-- Exercises --
a: According to the passage on PECAM-1 and arteriogenesis, why did the knockout mice show blunted perfusion recovery and reduced collateral remodeling after hindlimb ischemia? Answer in one to three sentences.
b: Continue the passage on PECAM-1 and arteriogenesis, starting after its final sentence.
(Beginning of Text segment)
Objective: We hypothesized that PECAM-1 plays an important role in arteriogenesis and collateral remodeling.

Methods and results: PECAM-1 knockout (KO) and wild-type littermates underwent femoral artery ligation. Surprisingly, tissue perfusion and collateral-dependent blood flow were significantly increased in the KO mice immediately after surgery. Histology confirmed larger caliber of preexisting collaterals in the KO mice. Additionally, KO mice showed blunted recovery of perfusion from hindlimb ischemia and reduced collateral remodeling, because of deficits in shear stress-induced signaling, including activation of the nuclear factor κB pathway and inflammatory cell accumulation. Partial recovery was associated with normal responses to circumferential wall tension in the absence of PECAM-1, as evidenced by the upregulation of ephrin B2 and monocyte chemoattractant protein-1, which are 2 stretch-induced regulators of arteriogenesis, both in vitro and in vivo.
(End of Text segment)
(Beginning of Dataset extract)
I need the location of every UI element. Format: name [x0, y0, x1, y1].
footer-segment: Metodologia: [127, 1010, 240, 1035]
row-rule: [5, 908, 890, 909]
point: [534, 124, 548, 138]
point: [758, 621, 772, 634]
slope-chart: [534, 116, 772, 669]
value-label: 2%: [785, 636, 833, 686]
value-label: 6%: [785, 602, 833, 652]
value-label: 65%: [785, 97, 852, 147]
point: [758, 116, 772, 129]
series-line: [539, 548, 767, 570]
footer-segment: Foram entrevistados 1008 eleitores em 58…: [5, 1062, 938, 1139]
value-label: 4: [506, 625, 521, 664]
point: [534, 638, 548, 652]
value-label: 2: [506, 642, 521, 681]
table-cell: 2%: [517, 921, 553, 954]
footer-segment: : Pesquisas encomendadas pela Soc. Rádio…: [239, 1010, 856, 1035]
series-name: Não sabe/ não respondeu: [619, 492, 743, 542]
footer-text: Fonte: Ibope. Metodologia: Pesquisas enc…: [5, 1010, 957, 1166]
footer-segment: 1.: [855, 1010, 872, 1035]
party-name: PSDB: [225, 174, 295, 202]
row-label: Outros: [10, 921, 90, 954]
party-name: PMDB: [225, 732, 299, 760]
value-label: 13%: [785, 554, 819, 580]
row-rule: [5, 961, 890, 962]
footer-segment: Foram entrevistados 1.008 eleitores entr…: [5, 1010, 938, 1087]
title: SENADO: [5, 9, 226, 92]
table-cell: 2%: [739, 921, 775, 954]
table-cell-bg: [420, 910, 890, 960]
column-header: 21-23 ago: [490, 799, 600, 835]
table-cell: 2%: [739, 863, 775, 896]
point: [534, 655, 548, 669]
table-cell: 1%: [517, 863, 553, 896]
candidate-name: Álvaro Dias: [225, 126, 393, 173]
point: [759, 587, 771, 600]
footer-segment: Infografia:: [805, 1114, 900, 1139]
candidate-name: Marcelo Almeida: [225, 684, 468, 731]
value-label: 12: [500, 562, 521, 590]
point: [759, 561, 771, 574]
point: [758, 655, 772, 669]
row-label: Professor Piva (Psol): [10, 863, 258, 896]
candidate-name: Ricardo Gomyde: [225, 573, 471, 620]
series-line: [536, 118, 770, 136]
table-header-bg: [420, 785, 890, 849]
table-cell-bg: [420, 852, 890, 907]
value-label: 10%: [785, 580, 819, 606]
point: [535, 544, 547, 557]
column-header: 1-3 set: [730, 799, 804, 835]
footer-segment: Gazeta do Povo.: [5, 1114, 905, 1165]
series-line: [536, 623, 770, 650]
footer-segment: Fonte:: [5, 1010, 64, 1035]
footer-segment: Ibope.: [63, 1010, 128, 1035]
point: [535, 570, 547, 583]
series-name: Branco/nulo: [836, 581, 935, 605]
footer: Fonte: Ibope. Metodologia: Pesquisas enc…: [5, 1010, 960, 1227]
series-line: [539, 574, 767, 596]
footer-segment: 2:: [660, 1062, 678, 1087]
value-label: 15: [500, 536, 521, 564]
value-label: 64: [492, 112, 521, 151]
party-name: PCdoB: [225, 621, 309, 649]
(End of Dataset extract)
-- Outputs in order --
a: The knockout mice had deficits in shear stress-induced signaling. These deficits included reduced activation of the nuclear factor κB pathway and reduced inflammatory cell accumulation.

b:
Conclusions: Our findings suggest a novel role for PECAM-1 in arteriogenesis and collateral remodeling. Furthermore, we identify PECAM-1 as the first molecule that determines preexisting collateral diameter.

Figure 1. Plantar perfusion after hindlimb ischemia

(A) Doppler images of plantar perfusion before (Pre), immediately after (Acute), 7 days (7d) and 3 weeks after hindlimb ischemia. Pseudo-color scale: black=0, white=1000, in arbitrary units. (B) Ratio of plantar perfusion (ligated vs. sham control side) quantified from the Doppler images. Values are means ± SE. * p<0.05, compared with the respective time point of PECAM-1^+/+; # p<0.05, compared with acute perfusion.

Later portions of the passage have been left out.